• _DO THIS_: Each record that follows should be repeated exactly, minus any images.

(Items from a dataset)
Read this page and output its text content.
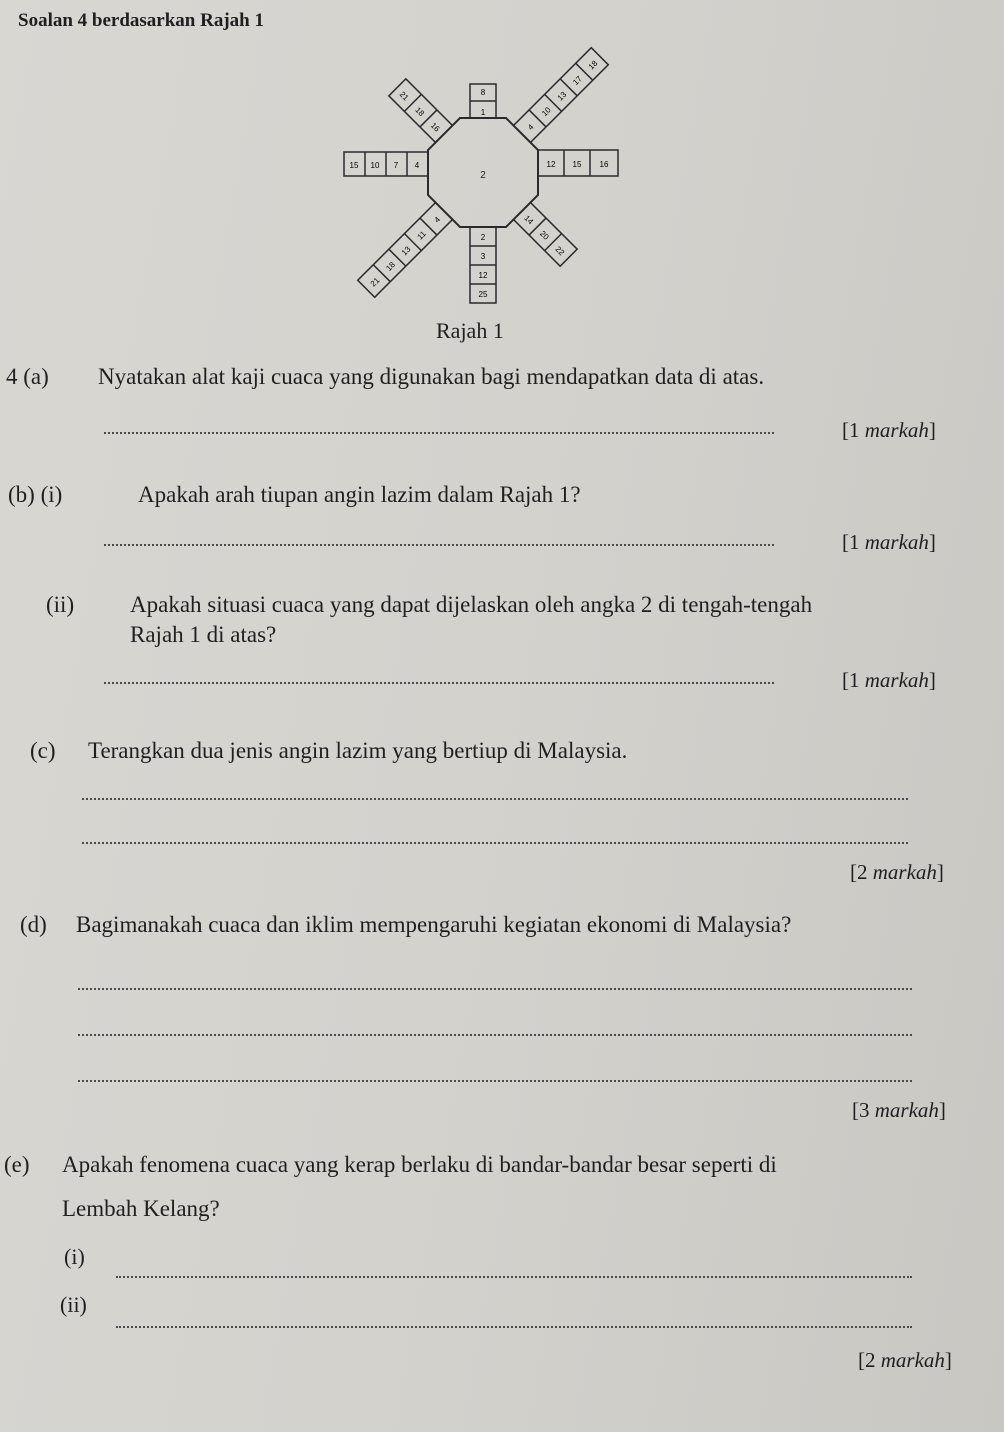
Soalan 4 berdasarkan Rajah 1
2
1
8
12 15 16
4
7
10
15
2
3
12
25
4
10
13
17
18
21
18
16
14
20
22
4
11
13
18
21
Rajah 1
4 (a) Nyatakan alat kaji cuaca yang digunakan bagi mendapatkan data di atas.
[1 markah]
(b) (i)	Apakah arah tiupan angin lazim dalam Rajah 1?
[1 markah]
(ii) Apakah situasi cuaca yang dapat dijelaskan oleh angka 2 di tengah-tengah
Rajah 1 di atas?
[1 markah]
(c) Terangkan dua jenis angin lazim yang bertiup di Malaysia.
[2 markah]
(d) Bagimanakah cuaca dan iklim mempengaruhi kegiatan ekonomi di Malaysia?
[3 markah]
(e) Apakah fenomena cuaca yang kerap berlaku di bandar-bandar besar seperti di
Lembah Kelang?
(i)
(ii)
[2 markah]
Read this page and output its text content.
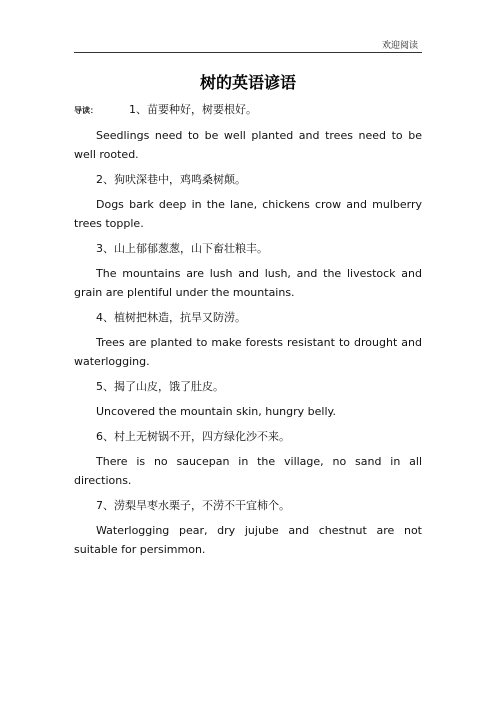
欢迎阅读
树的英语谚语
导读：	1、苗要种好，树要根好。

Seedlings need to be well planted and trees need to be well rooted.

2、狗吠深巷中，鸡鸣桑树颠。

Dogs bark deep in the lane, chickens crow and mulberry trees topple.

3、山上郁郁葱葱，山下畜壮粮丰。

The mountains are lush and lush, and the livestock and grain are plentiful under the mountains.

4、植树把林造，抗旱又防涝。

Trees are planted to make forests resistant to drought and waterlogging.

5、揭了山皮，饿了肚皮。

Uncovered the mountain skin, hungry belly.

6、村上无树锅不开，四方绿化沙不来。

There is no saucepan in the village, no sand in all directions.

7、涝梨旱枣水栗子，不涝不干宜柿个。

Waterlogging pear, dry jujube and chestnut are not suitable for persimmon.
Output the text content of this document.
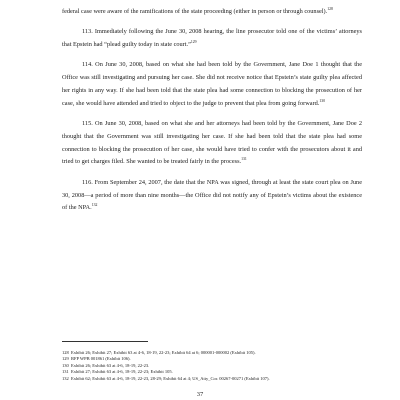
federal case were aware of the ramifications of the state proceeding (either in person or through counsel).$^{128}$

113. Immediately following the June 30, 2008 hearing, the line prosecutor told one of the victims’ attorneys that Epstein had “plead guilty today in state court.”$^{129}$

114. On June 30, 2008, based on what she had been told by the Government, Jane Doe 1 thought that the Office was still investigating and pursuing her case. She did not receive notice that Epstein’s state guilty plea affected her rights in any way. If she had been told that the state plea had some connection to blocking the prosecution of her case, she would have attended and tried to object to the judge to prevent that plea from going forward.$^{130}$

115. On June 30, 2008, based on what she and her attorneys had been told by the Government, Jane Doe 2 thought that the Government was still investigating her case. If she had been told that the state plea had some connection to blocking the prosecution of her case, she would have tried to confer with the prosecutors about it and tried to get charges filed. She wanted to be treated fairly in the process.$^{131}$

116. From September 24, 2007, the date that the NPA was signed, through at least the state court plea on June 30, 2008—a period of more than nine months—the Office did not notify any of Epstein’s victims about the existence of the NPA.$^{132}$

128 Exhibit 26; Exhibit 27; Exhibit 63 at 4-6, 18-19, 22-23; Exhibit 64 at 6; 000001-000002 (Exhibit 105).
129 RFP WPB 001861 (Exhibit 106).
130 Exhibit 26; Exhibit 63 at 4-6, 18-19, 22-23.
131 Exhibit 27; Exhibit 63 at 4-6, 18-19, 22-23; Exhibit 105.
132 Exhibit 62; Exhibit 63 at 4-6, 18-19, 22-23, 28-29; Exhibit 64 at 4; US_Atty_Cor. 00267-00271 (Exhibit 107).
37
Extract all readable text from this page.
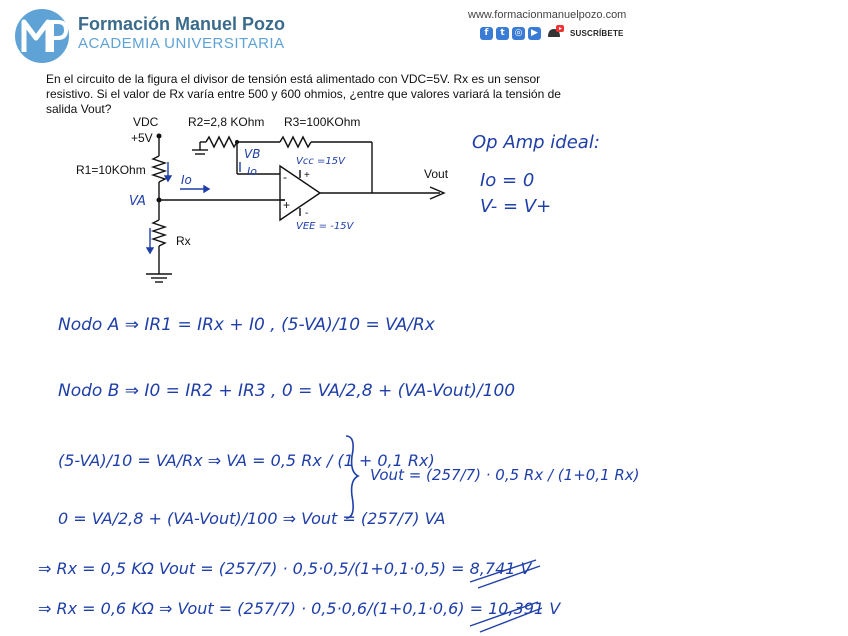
Formación Manuel Pozo
ACADEMIA UNIVERSITARIA
www.formacionmanuelpozo.com
f	t	◎ ▶	SUSCRÍBETE

En el circuito de la figura el divisor de tensión está alimentado con VDC=5V. Rx es un sensor resistivo. Si el valor de Rx varía entre 500 y 600 ohmios, ¿entre que valores variará la tensión de salida Vout?

VDC
+5V
R1=10KOhm
R2=2,8 KOhm R3=100KOhm
Rx
Vout
-
+
+
-
Io
VA
VB
Io
Vcc =15V
VEE = -15V
Op Amp ideal:
Io = 0
V- = V+
Nodo A ⇒ IR1 = IRx + I0 , (5-VA)/10 = VA/Rx
Nodo B ⇒ I0 = IR2 + IR3 , 0 = VA/2,8 + (VA-Vout)/100
(5-VA)/10 = VA/Rx ⇒ VA = 0,5 Rx / (1 + 0,1 Rx)
0 = VA/2,8 + (VA-Vout)/100 ⇒ Vout = (257/7) VA
Vout = (257/7) · 0,5 Rx / (1+0,1 Rx)
⇒ Rx = 0,5 KΩ Vout = (257/7) · 0,5·0,5/(1+0,1·0,5) = 8,741 V
⇒ Rx = 0,6 KΩ ⇒ Vout = (257/7) · 0,5·0,6/(1+0,1·0,6) = 10,391 V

• _TASK OUTPUT_:
Read this page and output its text content.
Soalan 4 berdasarkan Rajah 1
2
1
8
12 15 16
4
7
10
15
2
3
12
25
4
10
13
17
18
21
18
16
14
20
22
4
11
13
18
21
Rajah 1
4 (a) Nyatakan alat kaji cuaca yang digunakan bagi mendapatkan data di atas.
[1 markah]
(b) (i)	Apakah arah tiupan angin lazim dalam Rajah 1?
[1 markah]
(ii) Apakah situasi cuaca yang dapat dijelaskan oleh angka 2 di tengah-tengah
Rajah 1 di atas?
[1 markah]
(c) Terangkan dua jenis angin lazim yang bertiup di Malaysia.
[2 markah]
(d) Bagimanakah cuaca dan iklim mempengaruhi kegiatan ekonomi di Malaysia?
[3 markah]
(e) Apakah fenomena cuaca yang kerap berlaku di bandar-bandar besar seperti di
Lembah Kelang?
(i)
(ii)
[2 markah]
Read this page and output its text content.
欢迎阅读
树的英语谚语
导读：	1、苗要种好，树要根好。

Seedlings need to be well planted and trees need to be well rooted.

2、狗吠深巷中，鸡鸣桑树颠。

Dogs bark deep in the lane, chickens crow and mulberry trees topple.

3、山上郁郁葱葱，山下畜壮粮丰。

The mountains are lush and lush, and the livestock and grain are plentiful under the mountains.

4、植树把林造，抗旱又防涝。

Trees are planted to make forests resistant to drought and waterlogging.

5、揭了山皮，饿了肚皮。

Uncovered the mountain skin, hungry belly.

6、村上无树锅不开，四方绿化沙不来。

There is no saucepan in the village, no sand in all directions.

7、涝梨旱枣水栗子，不涝不干宜柿个。

Waterlogging pear, dry jujube and chestnut are not suitable for persimmon.
Output the text content of this document.
federal case were aware of the ramifications of the state proceeding (either in person or through counsel).$^{128}$

113. Immediately following the June 30, 2008 hearing, the line prosecutor told one of the victims’ attorneys that Epstein had “plead guilty today in state court.”$^{129}$

114. On June 30, 2008, based on what she had been told by the Government, Jane Doe 1 thought that the Office was still investigating and pursuing her case. She did not receive notice that Epstein’s state guilty plea affected her rights in any way. If she had been told that the state plea had some connection to blocking the prosecution of her case, she would have attended and tried to object to the judge to prevent that plea from going forward.$^{130}$

115. On June 30, 2008, based on what she and her attorneys had been told by the Government, Jane Doe 2 thought that the Government was still investigating her case. If she had been told that the state plea had some connection to blocking the prosecution of her case, she would have tried to confer with the prosecutors about it and tried to get charges filed. She wanted to be treated fairly in the process.$^{131}$

116. From September 24, 2007, the date that the NPA was signed, through at least the state court plea on June 30, 2008—a period of more than nine months—the Office did not notify any of Epstein’s victims about the existence of the NPA.$^{132}$

128 Exhibit 26; Exhibit 27; Exhibit 63 at 4-6, 18-19, 22-23; Exhibit 64 at 6; 000001-000002 (Exhibit 105).
129 RFP WPB 001861 (Exhibit 106).
130 Exhibit 26; Exhibit 63 at 4-6, 18-19, 22-23.
131 Exhibit 27; Exhibit 63 at 4-6, 18-19, 22-23; Exhibit 105.
132 Exhibit 62; Exhibit 63 at 4-6, 18-19, 22-23, 28-29; Exhibit 64 at 4; US_Atty_Cor. 00267-00271 (Exhibit 107).
37
Extract all readable text from this page.
Formación Manuel Pozo
ACADEMIA UNIVERSITARIA
www.formacionmanuelpozo.com
f	t	◎ ▶	SUSCRÍBETE

En el circuito de la figura el divisor de tensión está alimentado con VDC=5V. Rx es un sensor resistivo. Si el valor de Rx varía entre 500 y 600 ohmios, ¿entre que valores variará la tensión de salida Vout?

VDC
+5V
R1=10KOhm
R2=2,8 KOhm R3=100KOhm
Rx
Vout
-
+
+
-
Io
VA
VB
Io
Vcc =15V
VEE = -15V
Op Amp ideal:
Io = 0
V- = V+
Nodo A ⇒ IR1 = IRx + I0 , (5-VA)/10 = VA/Rx
Nodo B ⇒ I0 = IR2 + IR3 , 0 = VA/2,8 + (VA-Vout)/100
(5-VA)/10 = VA/Rx ⇒ VA = 0,5 Rx / (1 + 0,1 Rx)
0 = VA/2,8 + (VA-Vout)/100 ⇒ Vout = (257/7) VA
Vout = (257/7) · 0,5 Rx / (1+0,1 Rx)
⇒ Rx = 0,5 KΩ Vout = (257/7) · 0,5·0,5/(1+0,1·0,5) = 8,741 V
⇒ Rx = 0,6 KΩ ⇒ Vout = (257/7) · 0,5·0,6/(1+0,1·0,6) = 10,391 V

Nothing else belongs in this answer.